WHAT IS EXPECTED ::
Omit the pictures, then reproduce every remaining record exactly.

===== LISTED ENTRIES =====

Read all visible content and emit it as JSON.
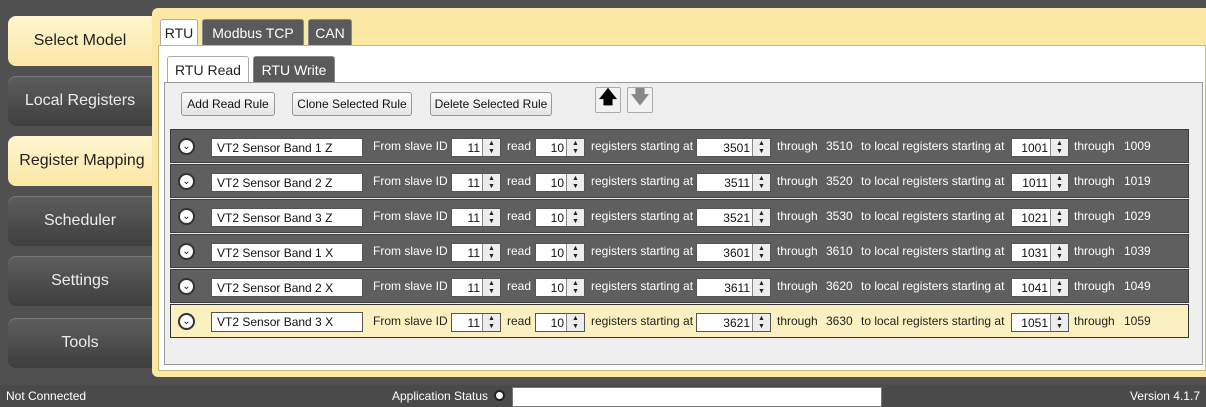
{
  "sidebar": {
    "items": [
      {
        "label": "Select Model",
        "active": true
      },
      {
        "label": "Local Registers",
        "active": false
      },
      {
        "label": "Register Mapping",
        "active": true
      },
      {
        "label": "Scheduler",
        "active": false
      },
      {
        "label": "Settings",
        "active": false
      },
      {
        "label": "Tools",
        "active": false
      }
    ]
  },
  "protocol_tabs": [
    "RTU",
    "Modbus TCP",
    "CAN"
  ],
  "rtu_tabs": [
    "RTU Read",
    "RTU Write"
  ],
  "toolbar": {
    "add_label": "Add Read Rule",
    "clone_label": "Clone Selected Rule",
    "delete_label": "Delete Selected Rule",
    "move_up_icon": "arrow-up-icon",
    "move_down_icon": "arrow-down-icon"
  },
  "row_labels": {
    "from_slave": "From slave ID",
    "read": "read",
    "registers_starting": "registers starting at",
    "through": "through",
    "local_starting": "to local registers starting at"
  },
  "rules": [
    {
      "name": "VT2 Sensor Band 1 Z",
      "slave_id": "11",
      "count": "10",
      "start": "3501",
      "end": "3510",
      "local_start": "1001",
      "local_end": "1009",
      "selected": false
    },
    {
      "name": "VT2 Sensor Band 2 Z",
      "slave_id": "11",
      "count": "10",
      "start": "3511",
      "end": "3520",
      "local_start": "1011",
      "local_end": "1019",
      "selected": false
    },
    {
      "name": "VT2 Sensor Band 3 Z",
      "slave_id": "11",
      "count": "10",
      "start": "3521",
      "end": "3530",
      "local_start": "1021",
      "local_end": "1029",
      "selected": false
    },
    {
      "name": "VT2 Sensor Band 1 X",
      "slave_id": "11",
      "count": "10",
      "start": "3601",
      "end": "3610",
      "local_start": "1031",
      "local_end": "1039",
      "selected": false
    },
    {
      "name": "VT2 Sensor Band 2 X",
      "slave_id": "11",
      "count": "10",
      "start": "3611",
      "end": "3620",
      "local_start": "1041",
      "local_end": "1049",
      "selected": false
    },
    {
      "name": "VT2 Sensor Band 3 X",
      "slave_id": "11",
      "count": "10",
      "start": "3621",
      "end": "3630",
      "local_start": "1051",
      "local_end": "1059",
      "selected": true
    }
  ],
  "status": {
    "connection": "Not Connected",
    "app_status_label": "Application Status",
    "version": "Version 4.1.7"
  },
  "colors": {
    "accent": "#fbe8a4",
    "row_bg": "#5f5f5f",
    "selected_row_bg": "#fbf0c0",
    "background": "#505050"
  }
}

=====

EXERCISE ANSWER ::
Read all visible content and emit it as JSON.
{
  "sidebar": {
    "items": [
      {
        "label": "Select Model",
        "active": true
      },
      {
        "label": "Local Registers",
        "active": false
      },
      {
        "label": "Register Mapping",
        "active": true
      },
      {
        "label": "Scheduler",
        "active": false
      },
      {
        "label": "Settings",
        "active": false
      },
      {
        "label": "Tools",
        "active": false
      }
    ]
  },
  "protocol_tabs": [
    "RTU",
    "Modbus TCP",
    "CAN"
  ],
  "rtu_tabs": [
    "RTU Read",
    "RTU Write"
  ],
  "toolbar": {
    "add_label": "Add Read Rule",
    "clone_label": "Clone Selected Rule",
    "delete_label": "Delete Selected Rule",
    "move_up_icon": "arrow-up-icon",
    "move_down_icon": "arrow-down-icon"
  },
  "row_labels": {
    "from_slave": "From slave ID",
    "read": "read",
    "registers_starting": "registers starting at",
    "through": "through",
    "local_starting": "to local registers starting at"
  },
  "rules": [
    {
      "name": "VT2 Sensor Band 1 Z",
      "slave_id": "11",
      "count": "10",
      "start": "3501",
      "end": "3510",
      "local_start": "1001",
      "local_end": "1009",
      "selected": false
    },
    {
      "name": "VT2 Sensor Band 2 Z",
      "slave_id": "11",
      "count": "10",
      "start": "3511",
      "end": "3520",
      "local_start": "1011",
      "local_end": "1019",
      "selected": false
    },
    {
      "name": "VT2 Sensor Band 3 Z",
      "slave_id": "11",
      "count": "10",
      "start": "3521",
      "end": "3530",
      "local_start": "1021",
      "local_end": "1029",
      "selected": false
    },
    {
      "name": "VT2 Sensor Band 1 X",
      "slave_id": "11",
      "count": "10",
      "start": "3601",
      "end": "3610",
      "local_start": "1031",
      "local_end": "1039",
      "selected": false
    },
    {
      "name": "VT2 Sensor Band 2 X",
      "slave_id": "11",
      "count": "10",
      "start": "3611",
      "end": "3620",
      "local_start": "1041",
      "local_end": "1049",
      "selected": false
    },
    {
      "name": "VT2 Sensor Band 3 X",
      "slave_id": "11",
      "count": "10",
      "start": "3621",
      "end": "3630",
      "local_start": "1051",
      "local_end": "1059",
      "selected": true
    }
  ],
  "status": {
    "connection": "Not Connected",
    "app_status_label": "Application Status",
    "version": "Version 4.1.7"
  },
  "colors": {
    "accent": "#fbe8a4",
    "row_bg": "#5f5f5f",
    "selected_row_bg": "#fbf0c0",
    "background": "#505050"
  }
}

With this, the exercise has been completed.